WHAT THE EXERCISE ASKS:
Can you render the part of the listing that opens with the line containing "52, 473, 68]" and closes with the line containing "- option-description: 释放不到" as a Markdown table, with a Row column numbering each line and an Entry column holding the line itself, leaving out any blank lines?

DATA IN THIS EXERCISE:

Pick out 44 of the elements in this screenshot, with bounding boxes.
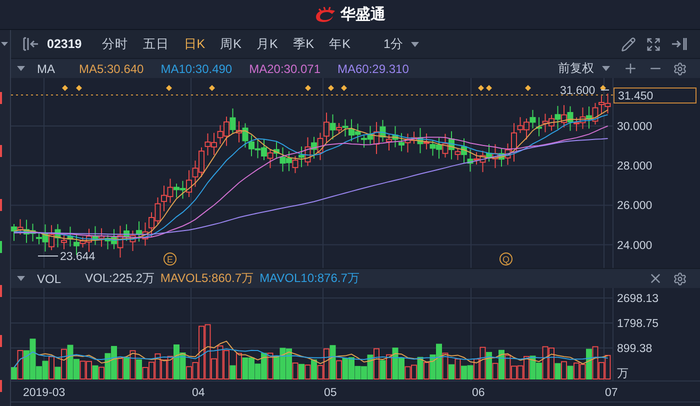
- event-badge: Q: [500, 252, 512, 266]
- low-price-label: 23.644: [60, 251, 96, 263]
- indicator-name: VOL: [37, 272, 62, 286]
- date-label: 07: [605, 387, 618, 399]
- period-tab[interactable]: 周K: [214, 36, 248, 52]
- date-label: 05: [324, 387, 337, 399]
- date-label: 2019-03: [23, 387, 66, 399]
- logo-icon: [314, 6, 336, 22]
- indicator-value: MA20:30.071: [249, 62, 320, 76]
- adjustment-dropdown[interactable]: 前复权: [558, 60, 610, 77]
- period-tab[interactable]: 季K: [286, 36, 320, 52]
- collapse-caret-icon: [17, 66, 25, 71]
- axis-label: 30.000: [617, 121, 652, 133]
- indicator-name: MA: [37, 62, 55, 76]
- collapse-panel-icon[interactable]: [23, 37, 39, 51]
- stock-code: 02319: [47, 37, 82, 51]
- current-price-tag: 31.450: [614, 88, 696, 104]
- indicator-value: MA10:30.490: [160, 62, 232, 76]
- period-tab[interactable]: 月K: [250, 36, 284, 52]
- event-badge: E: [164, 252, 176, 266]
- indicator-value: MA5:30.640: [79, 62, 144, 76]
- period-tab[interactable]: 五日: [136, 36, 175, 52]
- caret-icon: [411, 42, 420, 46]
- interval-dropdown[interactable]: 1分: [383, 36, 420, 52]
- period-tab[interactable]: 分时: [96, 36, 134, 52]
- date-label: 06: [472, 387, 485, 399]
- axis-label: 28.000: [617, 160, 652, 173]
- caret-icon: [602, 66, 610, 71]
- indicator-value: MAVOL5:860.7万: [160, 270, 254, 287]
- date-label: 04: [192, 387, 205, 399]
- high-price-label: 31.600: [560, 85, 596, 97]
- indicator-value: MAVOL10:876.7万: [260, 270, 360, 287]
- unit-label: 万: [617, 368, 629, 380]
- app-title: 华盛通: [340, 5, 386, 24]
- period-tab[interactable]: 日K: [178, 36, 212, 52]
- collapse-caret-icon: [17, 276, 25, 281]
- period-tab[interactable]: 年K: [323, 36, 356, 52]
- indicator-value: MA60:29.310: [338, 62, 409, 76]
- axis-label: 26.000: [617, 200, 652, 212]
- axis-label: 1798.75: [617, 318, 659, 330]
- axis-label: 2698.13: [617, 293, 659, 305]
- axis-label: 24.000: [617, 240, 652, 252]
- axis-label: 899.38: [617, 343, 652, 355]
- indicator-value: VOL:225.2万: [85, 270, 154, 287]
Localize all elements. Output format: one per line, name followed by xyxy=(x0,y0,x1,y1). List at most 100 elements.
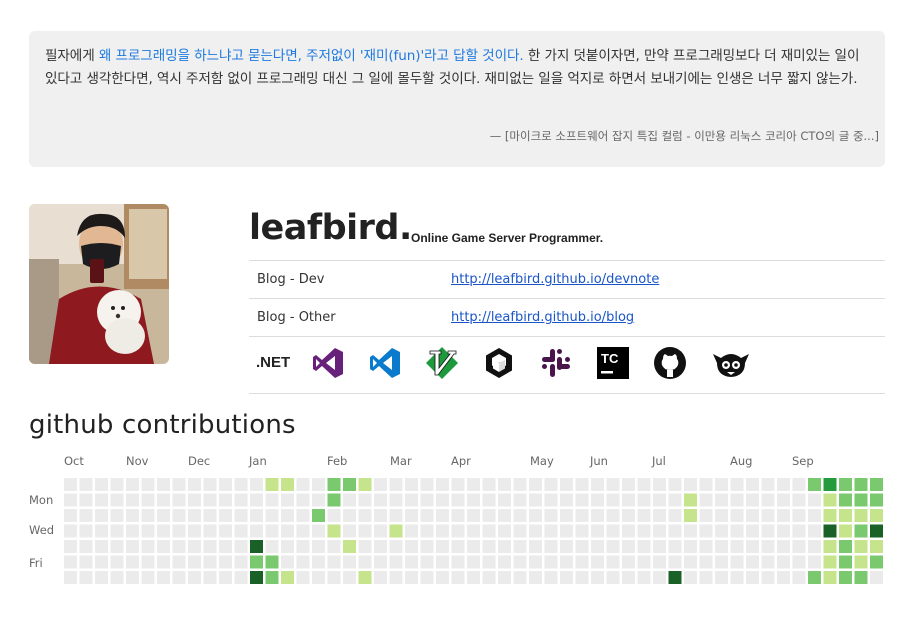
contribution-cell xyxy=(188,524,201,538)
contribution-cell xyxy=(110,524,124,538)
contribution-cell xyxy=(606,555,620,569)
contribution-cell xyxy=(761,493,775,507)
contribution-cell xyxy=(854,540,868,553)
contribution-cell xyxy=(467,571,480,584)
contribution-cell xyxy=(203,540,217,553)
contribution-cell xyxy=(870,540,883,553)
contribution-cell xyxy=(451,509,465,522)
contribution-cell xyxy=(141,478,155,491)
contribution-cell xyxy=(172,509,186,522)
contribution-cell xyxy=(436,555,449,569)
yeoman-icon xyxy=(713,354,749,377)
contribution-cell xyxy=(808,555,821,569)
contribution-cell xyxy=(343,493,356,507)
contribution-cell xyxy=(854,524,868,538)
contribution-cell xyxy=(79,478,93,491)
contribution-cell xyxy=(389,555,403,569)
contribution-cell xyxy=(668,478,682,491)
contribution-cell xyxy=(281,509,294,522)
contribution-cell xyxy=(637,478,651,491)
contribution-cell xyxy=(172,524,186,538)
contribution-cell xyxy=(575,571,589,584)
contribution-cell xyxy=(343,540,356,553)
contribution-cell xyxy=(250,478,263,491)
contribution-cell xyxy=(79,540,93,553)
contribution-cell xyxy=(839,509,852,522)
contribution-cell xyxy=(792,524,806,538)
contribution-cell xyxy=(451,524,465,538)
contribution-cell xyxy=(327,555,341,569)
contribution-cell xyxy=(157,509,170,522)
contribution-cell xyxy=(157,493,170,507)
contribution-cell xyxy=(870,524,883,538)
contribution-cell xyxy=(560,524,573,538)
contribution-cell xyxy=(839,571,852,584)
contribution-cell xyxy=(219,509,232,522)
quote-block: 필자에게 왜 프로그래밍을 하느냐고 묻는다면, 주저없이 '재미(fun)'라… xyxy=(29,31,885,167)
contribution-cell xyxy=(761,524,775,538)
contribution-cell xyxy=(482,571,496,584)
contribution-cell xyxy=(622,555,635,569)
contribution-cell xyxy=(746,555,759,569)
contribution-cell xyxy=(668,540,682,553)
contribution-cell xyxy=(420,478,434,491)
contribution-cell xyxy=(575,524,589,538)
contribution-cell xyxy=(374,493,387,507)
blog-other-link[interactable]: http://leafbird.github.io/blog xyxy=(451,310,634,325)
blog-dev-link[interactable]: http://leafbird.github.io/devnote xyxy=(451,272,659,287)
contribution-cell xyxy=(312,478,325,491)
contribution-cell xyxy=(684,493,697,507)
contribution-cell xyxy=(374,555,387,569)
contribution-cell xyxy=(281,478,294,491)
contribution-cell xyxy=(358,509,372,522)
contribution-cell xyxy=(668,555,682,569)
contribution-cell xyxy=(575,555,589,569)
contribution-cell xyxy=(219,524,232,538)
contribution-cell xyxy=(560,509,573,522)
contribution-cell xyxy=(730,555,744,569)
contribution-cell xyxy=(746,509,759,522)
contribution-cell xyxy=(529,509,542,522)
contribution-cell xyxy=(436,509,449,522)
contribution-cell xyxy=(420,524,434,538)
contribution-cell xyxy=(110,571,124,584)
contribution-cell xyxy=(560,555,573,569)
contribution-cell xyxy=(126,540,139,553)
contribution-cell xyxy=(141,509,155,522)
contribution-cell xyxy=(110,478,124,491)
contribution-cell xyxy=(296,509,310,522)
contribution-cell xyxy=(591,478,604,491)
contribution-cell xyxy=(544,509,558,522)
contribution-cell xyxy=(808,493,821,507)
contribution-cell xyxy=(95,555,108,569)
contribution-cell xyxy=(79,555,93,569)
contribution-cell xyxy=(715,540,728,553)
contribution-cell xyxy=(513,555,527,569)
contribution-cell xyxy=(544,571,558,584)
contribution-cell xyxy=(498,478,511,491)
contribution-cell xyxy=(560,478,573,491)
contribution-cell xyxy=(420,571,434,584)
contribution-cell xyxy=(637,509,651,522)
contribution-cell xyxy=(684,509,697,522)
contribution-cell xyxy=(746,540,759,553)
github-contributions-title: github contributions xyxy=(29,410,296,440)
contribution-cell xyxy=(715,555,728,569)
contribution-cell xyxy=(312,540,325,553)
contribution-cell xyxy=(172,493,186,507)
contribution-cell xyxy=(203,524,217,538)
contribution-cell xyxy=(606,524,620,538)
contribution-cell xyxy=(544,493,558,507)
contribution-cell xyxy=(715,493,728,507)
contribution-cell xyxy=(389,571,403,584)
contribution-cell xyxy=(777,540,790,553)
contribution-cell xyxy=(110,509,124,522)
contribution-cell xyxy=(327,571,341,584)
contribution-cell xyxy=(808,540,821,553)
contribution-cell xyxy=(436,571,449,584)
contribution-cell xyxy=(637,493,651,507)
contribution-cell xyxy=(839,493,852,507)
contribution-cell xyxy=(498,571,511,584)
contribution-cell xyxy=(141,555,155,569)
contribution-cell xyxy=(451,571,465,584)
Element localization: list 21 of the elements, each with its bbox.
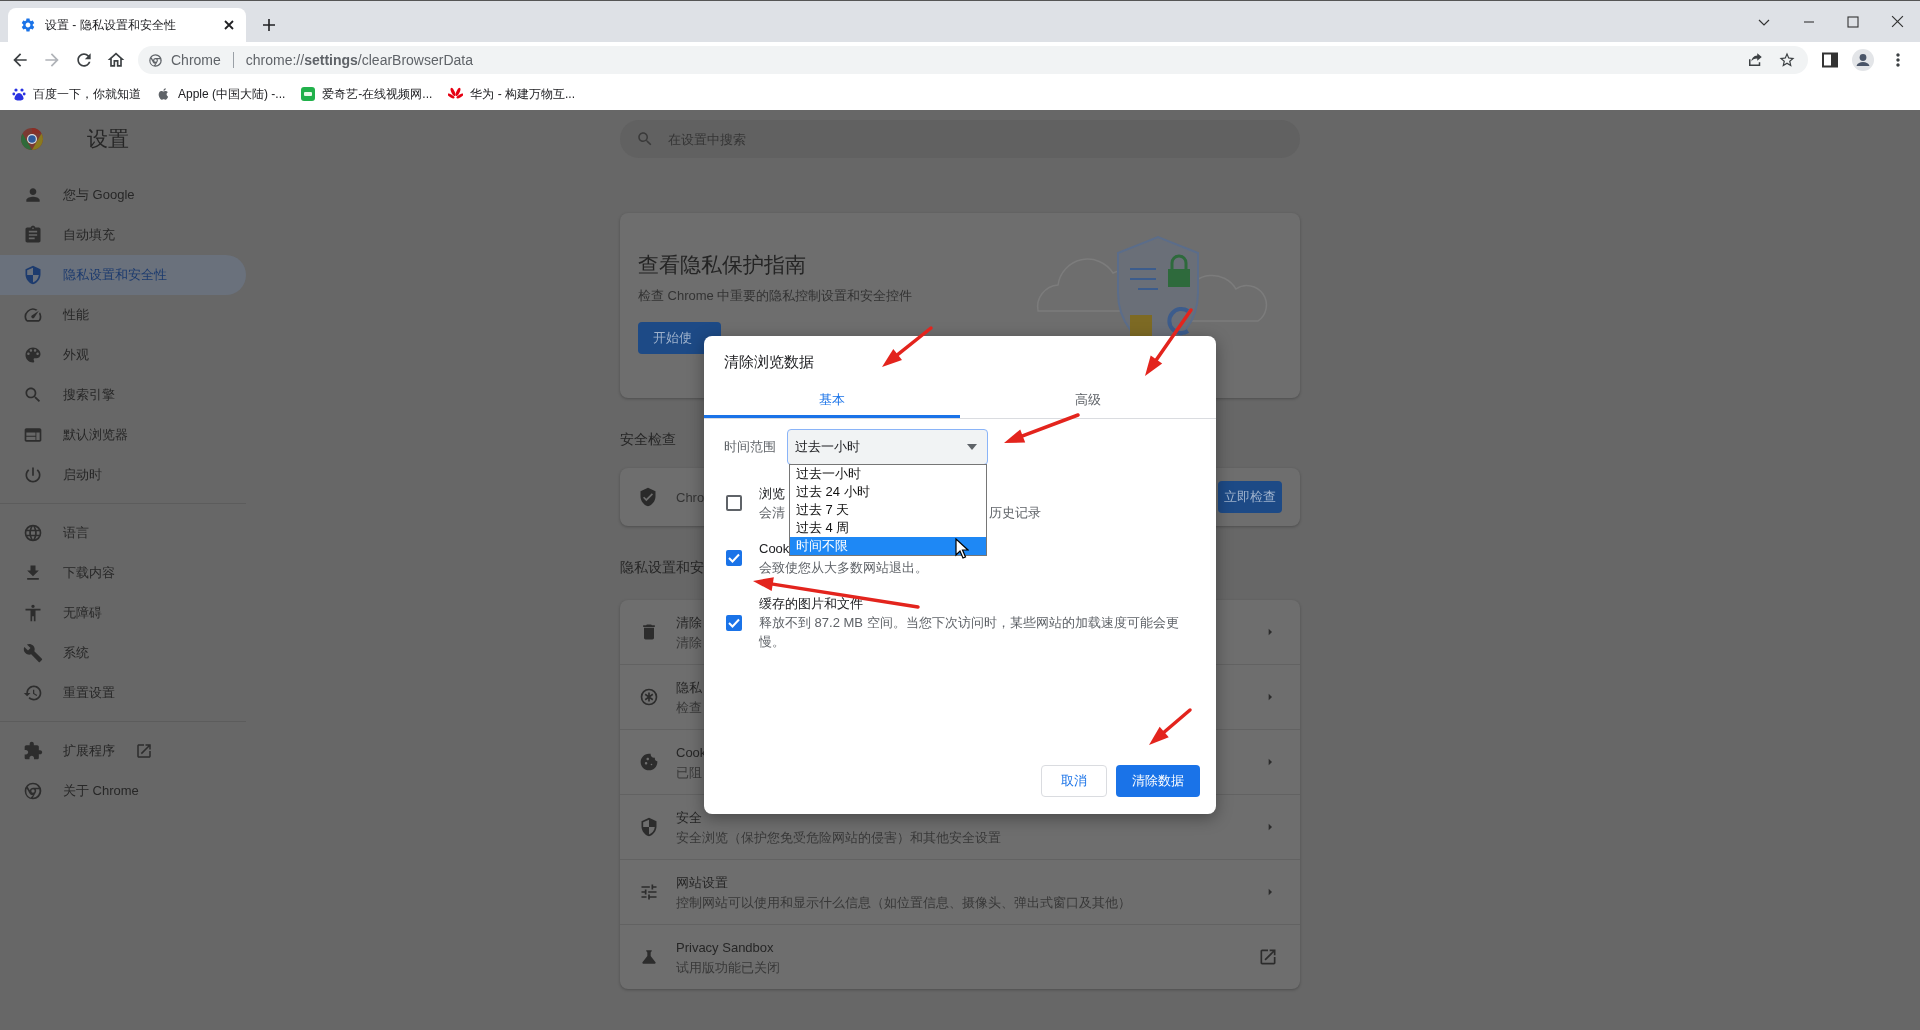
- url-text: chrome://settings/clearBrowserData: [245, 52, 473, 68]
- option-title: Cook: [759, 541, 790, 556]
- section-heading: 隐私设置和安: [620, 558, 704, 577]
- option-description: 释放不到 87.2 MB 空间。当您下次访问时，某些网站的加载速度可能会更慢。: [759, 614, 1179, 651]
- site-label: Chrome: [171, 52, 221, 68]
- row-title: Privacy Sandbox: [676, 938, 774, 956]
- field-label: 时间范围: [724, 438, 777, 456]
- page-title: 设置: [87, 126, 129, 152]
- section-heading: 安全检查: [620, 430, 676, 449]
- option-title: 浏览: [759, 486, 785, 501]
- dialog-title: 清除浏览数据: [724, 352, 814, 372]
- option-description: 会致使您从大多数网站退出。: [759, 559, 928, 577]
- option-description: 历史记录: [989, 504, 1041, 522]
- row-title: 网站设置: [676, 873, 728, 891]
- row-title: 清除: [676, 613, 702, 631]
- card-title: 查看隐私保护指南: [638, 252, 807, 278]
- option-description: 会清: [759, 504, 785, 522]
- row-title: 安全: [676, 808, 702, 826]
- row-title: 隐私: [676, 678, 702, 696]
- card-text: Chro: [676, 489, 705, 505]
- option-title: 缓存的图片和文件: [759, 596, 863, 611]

RESPONSE:
| Row | Entry |
|---|---|
| 1 | - url-text: chrome://settings/clearBrowserData: [245, 52, 473, 68] |
| 2 | - option-title: Cook: [759, 541, 790, 556] |
| 3 | - section-heading: 隐私设置和安: [620, 558, 704, 577] |
| 4 | - option-description: 释放不到 87.2 MB 空间。当您下次访问时，某些网站的加载速度可能会更慢。: [759, 614, 1179, 651] |